TASK OBJECTIVE – Copy everything in the data below exactly except the pictures.

Dataset excerpt:

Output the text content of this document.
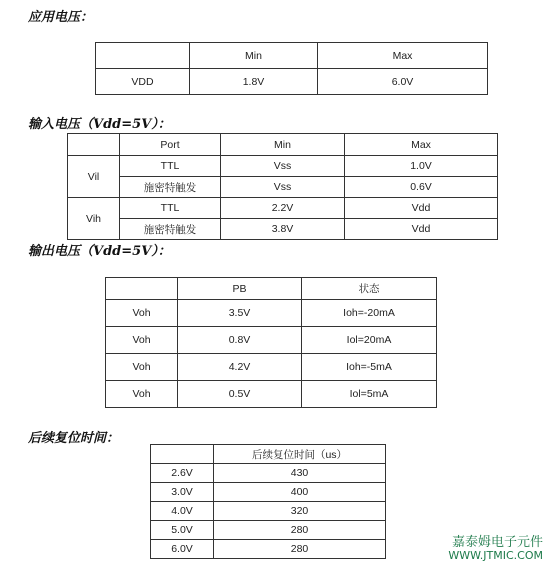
应用电压：
	Min	Max
VDD	1.8V	6.0V
输入电压（Vdd=5V）：
	Port	Min	Max
Vil	TTL	Vss	1.0V
	施密特触发	Vss	0.6V
Vih	TTL	2.2V	Vdd
	施密特触发	3.8V	Vdd
输出电压（Vdd=5V）：
	PB	状态
Voh	3.5V	Ioh=-20mA
Voh	0.8V	Iol=20mA
Voh	4.2V	Ioh=-5mA
Voh	0.5V	Iol=5mA
后续复位时间：
	后续复位时间（us）
2.6V	430
3.0V	400
4.0V	320
5.0V	280
6.0V	280	嘉泰姆电子元件
WWW.JTMIC.COM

REPLY –
Output the text content of this document.
应用电压：
	Min	Max
VDD	1.8V	6.0V
输入电压（Vdd=5V）：
	Port	Min	Max
Vil	TTL	Vss	1.0V
	施密特触发	Vss	0.6V
Vih	TTL	2.2V	Vdd
	施密特触发	3.8V	Vdd
输出电压（Vdd=5V）：
	PB	状态
Voh	3.5V	Ioh=-20mA
Voh	0.8V	Iol=20mA
Voh	4.2V	Ioh=-5mA
Voh	0.5V	Iol=5mA
后续复位时间：
	后续复位时间（us）
2.6V	430
3.0V	400
4.0V	320
5.0V	280
6.0V	280	嘉泰姆电子元件
WWW.JTMIC.COM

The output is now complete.